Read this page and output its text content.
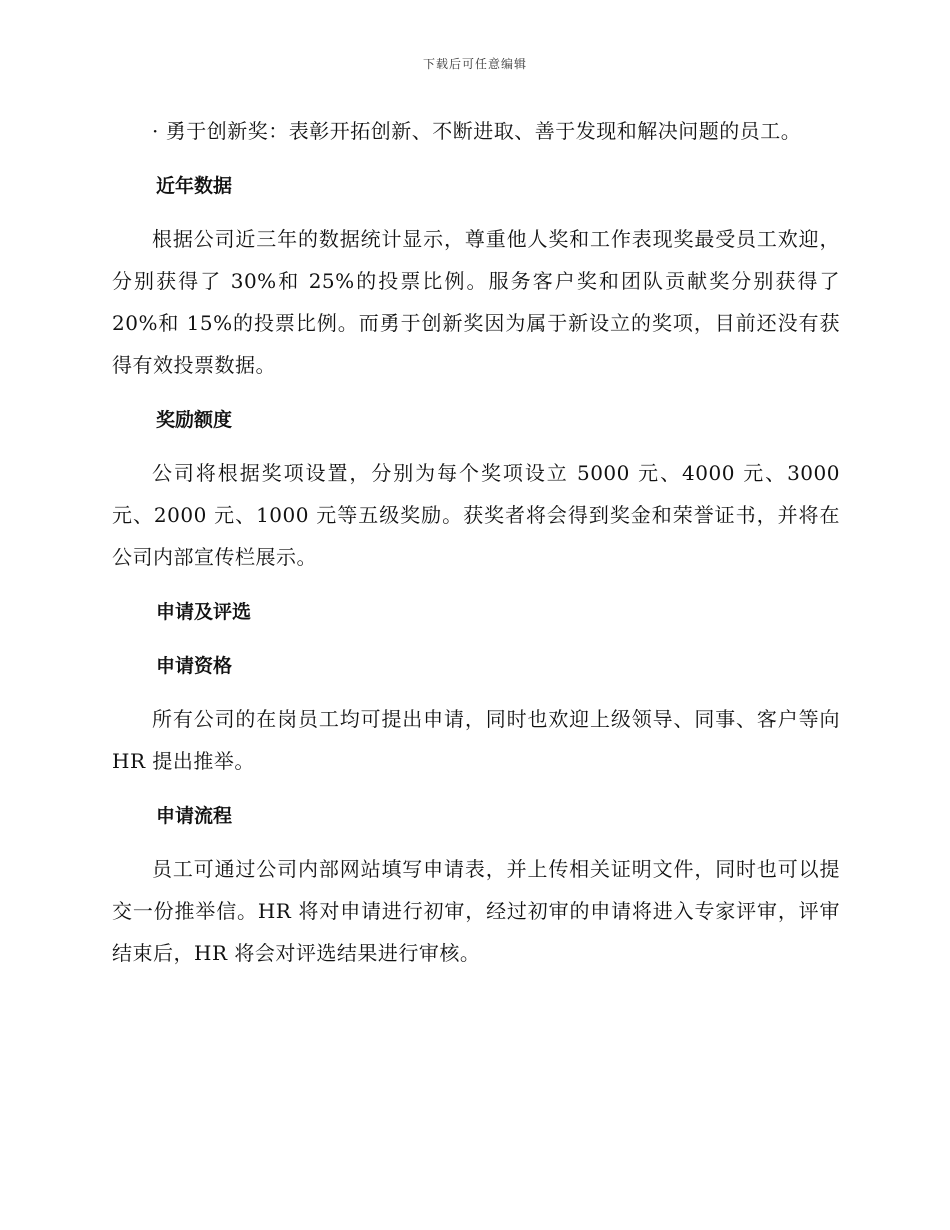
下载后可任意编辑

· 勇于创新奖：表彰开拓创新、不断进取、善于发现和解决问题的员工。

近年数据

根据公司近三年的数据统计显示，尊重他人奖和工作表现奖最受员工欢迎，分别获得了 30%和 25%的投票比例。服务客户奖和团队贡献奖分别获得了 20%和 15%的投票比例。而勇于创新奖因为属于新设立的奖项，目前还没有获得有效投票数据。

奖励额度

公司将根据奖项设置，分别为每个奖项设立 5000 元、4000 元、3000 元、2000 元、1000 元等五级奖励。获奖者将会得到奖金和荣誉证书，并将在公司内部宣传栏展示。

申请及评选
申请资格

所有公司的在岗员工均可提出申请，同时也欢迎上级领导、同事、客户等向 HR 提出推举。

申请流程

员工可通过公司内部网站填写申请表，并上传相关证明文件，同时也可以提交一份推举信。HR 将对申请进行初审，经过初审的申请将进入专家评审，评审结束后，HR 将会对评选结果进行审核。
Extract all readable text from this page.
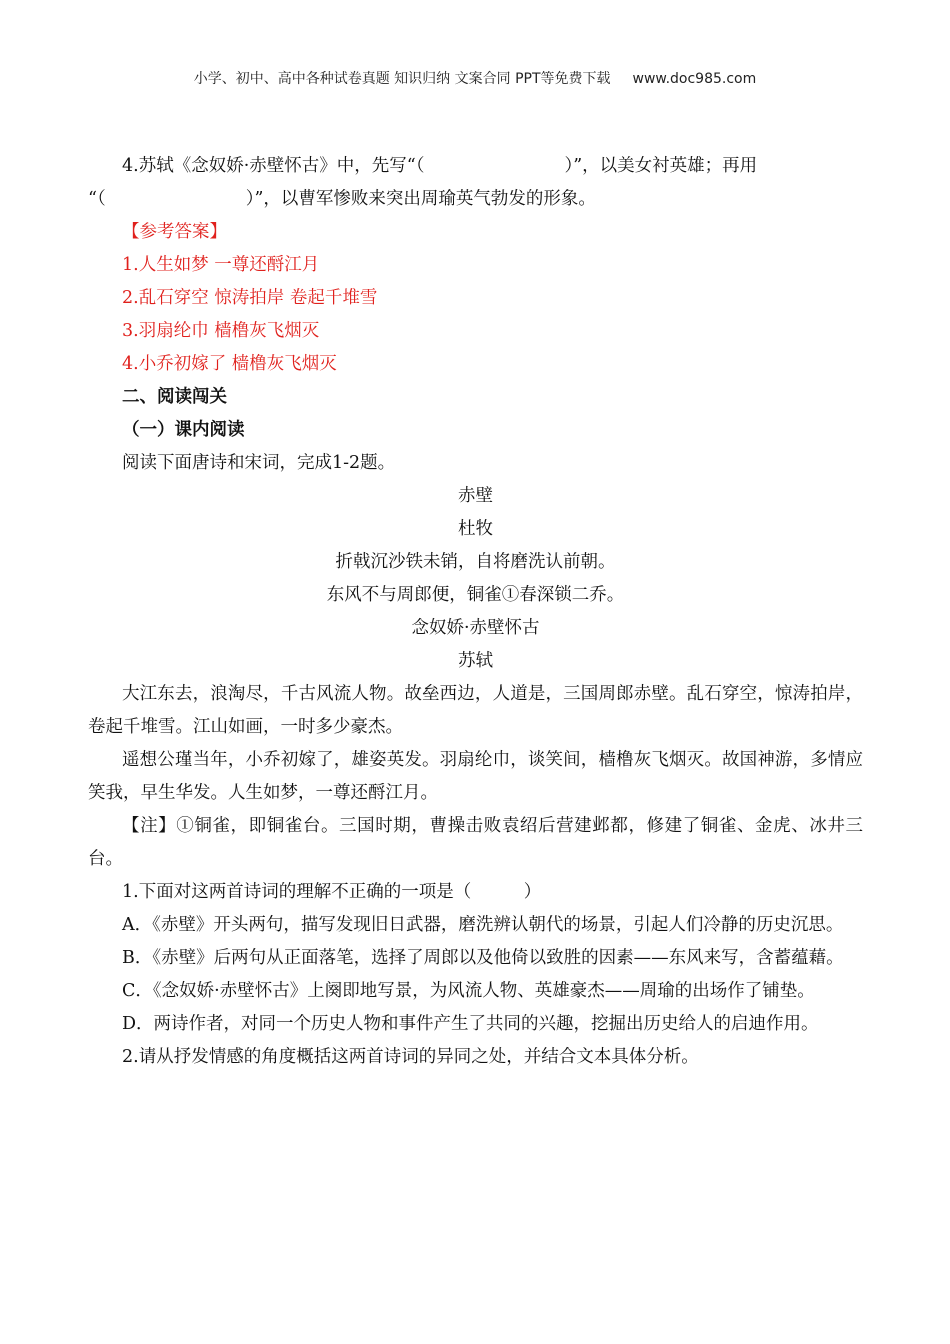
小学、初中、高中各种试卷真题 知识归纳 文案合同 PPT等免费下载 www.doc985.com
4.苏轼《念奴娇·赤壁怀古》中，先写“（　　　　　　　　）”，以美女衬英雄；再用
“（　　　　　　　　）”，以曹军惨败来突出周瑜英气勃发的形象。
【参考答案】
1.人生如梦 一尊还酹江月
2.乱石穿空 惊涛拍岸 卷起千堆雪
3.羽扇纶巾 樯橹灰飞烟灭
4.小乔初嫁了 樯橹灰飞烟灭
二、阅读闯关
（一）课内阅读
阅读下面唐诗和宋词，完成1-2题。
赤壁
杜牧
折戟沉沙铁未销，自将磨洗认前朝。
东风不与周郎便，铜雀①春深锁二乔。
念奴娇·赤壁怀古
苏轼
大江东去，浪淘尽，千古风流人物。故垒西边，人道是，三国周郎赤壁。乱石穿空，惊涛拍岸，卷起千堆雪。江山如画，一时多少豪杰。
遥想公瑾当年，小乔初嫁了，雄姿英发。羽扇纶巾，谈笑间，樯橹灰飞烟灭。故国神游，多情应笑我，早生华发。人生如梦，一尊还酹江月。
【注】①铜雀，即铜雀台。三国时期，曹操击败袁绍后营建邺都，修建了铜雀、金虎、冰井三台。
1.下面对这两首诗词的理解不正确的一项是（　　　）
A．《赤壁》开头两句，描写发现旧日武器，磨洗辨认朝代的场景，引起人们冷静的历史沉思。
B．《赤壁》后两句从正面落笔，选择了周郎以及他倚以致胜的因素——东风来写，含蓄蕴藉。
C．《念奴娇·赤壁怀古》上阕即地写景，为风流人物、英雄豪杰——周瑜的出场作了铺垫。
D．两诗作者，对同一个历史人物和事件产生了共同的兴趣，挖掘出历史给人的启迪作用。
2.请从抒发情感的角度概括这两首诗词的异同之处，并结合文本具体分析。
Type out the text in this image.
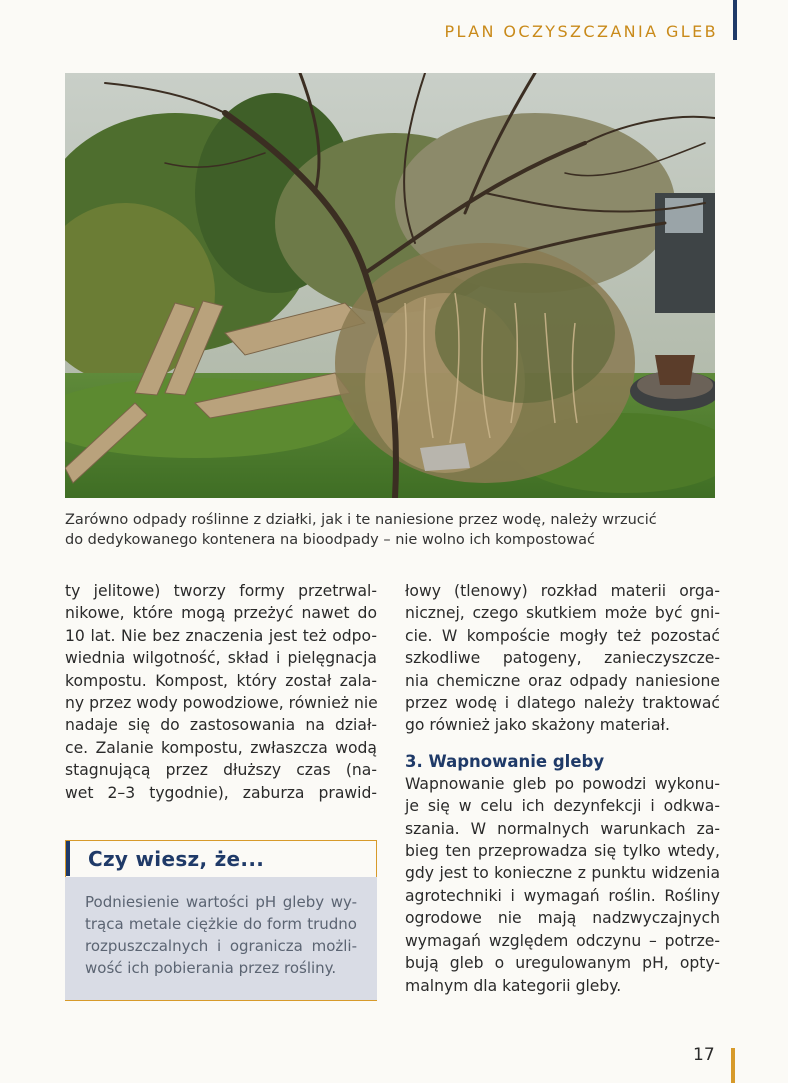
PLAN OCZYSZCZANIA GLEB
Zarówno odpady roślinne z działki, jak i te naniesione przez wodę, należy wrzucić
do dedykowanego kontenera na bioodpady – nie wolno ich kompostować
ty jelitowe) tworzy formy przetrwal-
nikowe, które mogą przeżyć nawet do
10 lat. Nie bez znaczenia jest też odpo-
wiednia wilgotność, skład i pielęgnacja
kompostu. Kompost, który został zala-
ny przez wody powodziowe, również nie
nadaje się do zastosowania na dział-
ce. Zalanie kompostu, zwłaszcza wodą
stagnującą przez dłuższy czas (na-
wet 2–3 tygodnie), zaburza prawid-
Czy wiesz, że...
Podniesienie wartości pH gleby wy-
trąca metale ciężkie do form trudno
rozpuszczalnych i ogranicza możli-
wość ich pobierania przez rośliny.
łowy (tlenowy) rozkład materii orga-
nicznej, czego skutkiem może być gni-
cie. W kompoście mogły też pozostać
szkodliwe patogeny, zanieczyszcze-
nia chemiczne oraz odpady naniesione
przez wodę i dlatego należy traktować
go również jako skażony materiał.
3. Wapnowanie gleby
Wapnowanie gleb po powodzi wykonu-
je się w celu ich dezynfekcji i odkwa-
szania. W normalnych warunkach za-
bieg ten przeprowadza się tylko wtedy,
gdy jest to konieczne z punktu widzenia
agrotechniki i wymagań roślin. Rośliny
ogrodowe nie mają nadzwyczajnych
wymagań względem odczynu – potrze-
bują gleb o uregulowanym pH, opty-
malnym dla kategorii gleby.
17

====

- Exercise directions -
Within the entries above, work out how many lines contain the word "惊涛拍岸". The number alone is the answer.

- Exercise output -
2